* **AIM**
Where a line of the material contains the string "Accuracy", copy that line.

* **EXTRACTED ENTRIES**
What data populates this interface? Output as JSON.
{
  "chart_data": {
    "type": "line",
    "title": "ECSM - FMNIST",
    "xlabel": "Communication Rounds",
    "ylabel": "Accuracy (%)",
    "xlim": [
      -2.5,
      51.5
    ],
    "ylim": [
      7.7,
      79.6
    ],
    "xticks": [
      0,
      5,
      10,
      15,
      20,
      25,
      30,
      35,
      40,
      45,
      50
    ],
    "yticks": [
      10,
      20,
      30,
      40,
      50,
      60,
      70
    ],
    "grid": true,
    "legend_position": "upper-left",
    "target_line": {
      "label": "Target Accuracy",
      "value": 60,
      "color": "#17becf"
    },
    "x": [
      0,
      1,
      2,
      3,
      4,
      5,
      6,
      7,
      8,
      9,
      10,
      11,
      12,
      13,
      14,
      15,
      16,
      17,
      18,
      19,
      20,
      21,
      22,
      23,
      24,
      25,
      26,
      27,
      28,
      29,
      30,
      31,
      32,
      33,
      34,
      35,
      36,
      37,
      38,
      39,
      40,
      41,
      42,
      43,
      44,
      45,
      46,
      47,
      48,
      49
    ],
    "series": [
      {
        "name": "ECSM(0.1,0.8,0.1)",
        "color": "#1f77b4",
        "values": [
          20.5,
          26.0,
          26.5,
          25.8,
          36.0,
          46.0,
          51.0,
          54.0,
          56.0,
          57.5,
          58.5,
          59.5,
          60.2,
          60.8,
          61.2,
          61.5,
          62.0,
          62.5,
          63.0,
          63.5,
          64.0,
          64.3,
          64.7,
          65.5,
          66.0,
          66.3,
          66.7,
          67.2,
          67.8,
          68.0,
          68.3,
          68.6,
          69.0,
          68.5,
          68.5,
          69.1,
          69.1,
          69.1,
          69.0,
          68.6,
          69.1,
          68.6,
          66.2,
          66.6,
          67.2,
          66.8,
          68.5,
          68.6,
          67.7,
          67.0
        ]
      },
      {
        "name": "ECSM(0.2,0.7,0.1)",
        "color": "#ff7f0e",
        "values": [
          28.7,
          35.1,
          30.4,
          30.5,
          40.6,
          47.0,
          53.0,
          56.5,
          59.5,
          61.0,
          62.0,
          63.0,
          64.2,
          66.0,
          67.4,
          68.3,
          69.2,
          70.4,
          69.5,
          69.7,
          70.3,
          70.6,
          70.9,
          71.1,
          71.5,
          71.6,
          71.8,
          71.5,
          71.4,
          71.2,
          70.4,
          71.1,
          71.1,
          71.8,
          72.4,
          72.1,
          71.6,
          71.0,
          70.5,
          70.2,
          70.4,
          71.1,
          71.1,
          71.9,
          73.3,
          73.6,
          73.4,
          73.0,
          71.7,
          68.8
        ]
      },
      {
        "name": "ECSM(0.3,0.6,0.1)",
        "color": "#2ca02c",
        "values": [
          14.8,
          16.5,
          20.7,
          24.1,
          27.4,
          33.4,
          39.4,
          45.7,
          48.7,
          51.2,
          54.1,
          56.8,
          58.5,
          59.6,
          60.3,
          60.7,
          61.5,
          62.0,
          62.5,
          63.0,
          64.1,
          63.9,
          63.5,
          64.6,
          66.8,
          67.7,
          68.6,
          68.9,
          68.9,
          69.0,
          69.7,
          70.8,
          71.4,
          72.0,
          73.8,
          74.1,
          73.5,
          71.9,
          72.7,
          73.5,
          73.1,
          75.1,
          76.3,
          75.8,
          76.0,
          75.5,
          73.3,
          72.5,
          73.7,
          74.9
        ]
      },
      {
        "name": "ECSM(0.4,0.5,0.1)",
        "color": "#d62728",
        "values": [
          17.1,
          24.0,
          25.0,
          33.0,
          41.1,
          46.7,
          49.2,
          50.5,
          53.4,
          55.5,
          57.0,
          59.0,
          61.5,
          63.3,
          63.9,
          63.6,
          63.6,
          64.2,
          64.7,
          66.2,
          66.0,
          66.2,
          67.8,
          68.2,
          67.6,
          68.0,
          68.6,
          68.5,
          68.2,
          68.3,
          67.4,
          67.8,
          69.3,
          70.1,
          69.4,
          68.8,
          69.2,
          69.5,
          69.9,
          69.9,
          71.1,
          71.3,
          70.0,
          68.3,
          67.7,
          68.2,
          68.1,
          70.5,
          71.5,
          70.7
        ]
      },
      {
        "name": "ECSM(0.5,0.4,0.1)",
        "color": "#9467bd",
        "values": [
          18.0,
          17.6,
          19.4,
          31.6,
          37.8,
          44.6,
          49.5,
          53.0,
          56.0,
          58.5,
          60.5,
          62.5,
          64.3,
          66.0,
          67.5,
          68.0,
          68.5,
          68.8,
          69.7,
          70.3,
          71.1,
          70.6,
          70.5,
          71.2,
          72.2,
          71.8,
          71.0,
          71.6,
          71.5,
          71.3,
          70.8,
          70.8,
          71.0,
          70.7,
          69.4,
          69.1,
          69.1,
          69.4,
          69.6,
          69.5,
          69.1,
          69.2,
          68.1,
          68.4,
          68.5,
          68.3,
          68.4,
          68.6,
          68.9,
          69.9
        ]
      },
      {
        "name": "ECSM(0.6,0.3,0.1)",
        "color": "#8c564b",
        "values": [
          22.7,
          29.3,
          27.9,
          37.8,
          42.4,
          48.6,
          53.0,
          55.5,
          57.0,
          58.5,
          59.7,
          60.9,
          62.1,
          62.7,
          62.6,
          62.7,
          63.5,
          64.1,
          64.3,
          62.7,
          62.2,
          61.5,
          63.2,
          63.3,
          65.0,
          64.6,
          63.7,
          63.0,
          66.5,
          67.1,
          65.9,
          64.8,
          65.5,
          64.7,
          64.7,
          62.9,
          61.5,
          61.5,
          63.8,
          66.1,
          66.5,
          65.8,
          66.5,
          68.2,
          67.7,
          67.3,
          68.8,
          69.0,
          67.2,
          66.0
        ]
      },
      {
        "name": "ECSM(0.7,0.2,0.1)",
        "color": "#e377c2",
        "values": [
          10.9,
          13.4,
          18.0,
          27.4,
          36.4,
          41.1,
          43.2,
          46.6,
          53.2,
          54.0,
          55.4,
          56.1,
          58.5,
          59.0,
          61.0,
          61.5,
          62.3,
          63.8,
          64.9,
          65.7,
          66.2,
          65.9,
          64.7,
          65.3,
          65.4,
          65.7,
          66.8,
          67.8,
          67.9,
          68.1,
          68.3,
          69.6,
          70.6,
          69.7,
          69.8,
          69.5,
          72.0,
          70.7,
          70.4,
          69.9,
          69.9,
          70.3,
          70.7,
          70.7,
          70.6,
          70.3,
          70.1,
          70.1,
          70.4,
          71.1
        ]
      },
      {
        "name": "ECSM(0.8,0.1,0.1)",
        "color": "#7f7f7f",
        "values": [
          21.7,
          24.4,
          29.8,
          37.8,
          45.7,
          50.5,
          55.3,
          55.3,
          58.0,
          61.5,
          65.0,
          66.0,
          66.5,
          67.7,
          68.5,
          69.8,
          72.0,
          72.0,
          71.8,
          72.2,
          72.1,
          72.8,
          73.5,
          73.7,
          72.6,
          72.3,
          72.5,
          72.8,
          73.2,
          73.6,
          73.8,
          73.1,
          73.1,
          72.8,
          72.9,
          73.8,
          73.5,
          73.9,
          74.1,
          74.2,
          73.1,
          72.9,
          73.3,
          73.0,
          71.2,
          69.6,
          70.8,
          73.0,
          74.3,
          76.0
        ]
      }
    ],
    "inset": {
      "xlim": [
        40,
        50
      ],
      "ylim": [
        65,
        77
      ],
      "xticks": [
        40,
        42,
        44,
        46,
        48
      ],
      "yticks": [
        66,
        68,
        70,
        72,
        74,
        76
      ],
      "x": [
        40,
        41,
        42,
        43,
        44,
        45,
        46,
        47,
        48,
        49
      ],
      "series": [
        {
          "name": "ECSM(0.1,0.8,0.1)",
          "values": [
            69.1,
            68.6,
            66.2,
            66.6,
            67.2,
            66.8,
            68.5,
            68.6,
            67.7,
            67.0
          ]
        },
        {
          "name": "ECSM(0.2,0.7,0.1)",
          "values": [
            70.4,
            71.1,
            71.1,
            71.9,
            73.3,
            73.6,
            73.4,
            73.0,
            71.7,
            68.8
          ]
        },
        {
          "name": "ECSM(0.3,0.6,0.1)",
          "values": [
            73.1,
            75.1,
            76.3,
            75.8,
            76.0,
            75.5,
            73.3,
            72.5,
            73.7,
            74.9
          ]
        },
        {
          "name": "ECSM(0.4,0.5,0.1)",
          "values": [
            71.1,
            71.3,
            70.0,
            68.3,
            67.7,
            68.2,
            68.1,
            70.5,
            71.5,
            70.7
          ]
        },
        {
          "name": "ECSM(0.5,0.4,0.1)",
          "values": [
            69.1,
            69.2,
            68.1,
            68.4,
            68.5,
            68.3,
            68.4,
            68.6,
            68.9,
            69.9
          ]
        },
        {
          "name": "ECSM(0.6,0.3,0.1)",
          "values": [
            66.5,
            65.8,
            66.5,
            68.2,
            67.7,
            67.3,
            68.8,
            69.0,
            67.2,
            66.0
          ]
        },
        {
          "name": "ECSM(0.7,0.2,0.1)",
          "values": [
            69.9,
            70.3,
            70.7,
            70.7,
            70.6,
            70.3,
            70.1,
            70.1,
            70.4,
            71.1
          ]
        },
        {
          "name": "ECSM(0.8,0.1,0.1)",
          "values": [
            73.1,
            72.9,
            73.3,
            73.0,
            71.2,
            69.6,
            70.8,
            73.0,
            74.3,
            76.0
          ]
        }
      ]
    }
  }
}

* **WRITTEN REPLY**
    "ylabel": "Accuracy (%)",
      "label": "Target Accuracy",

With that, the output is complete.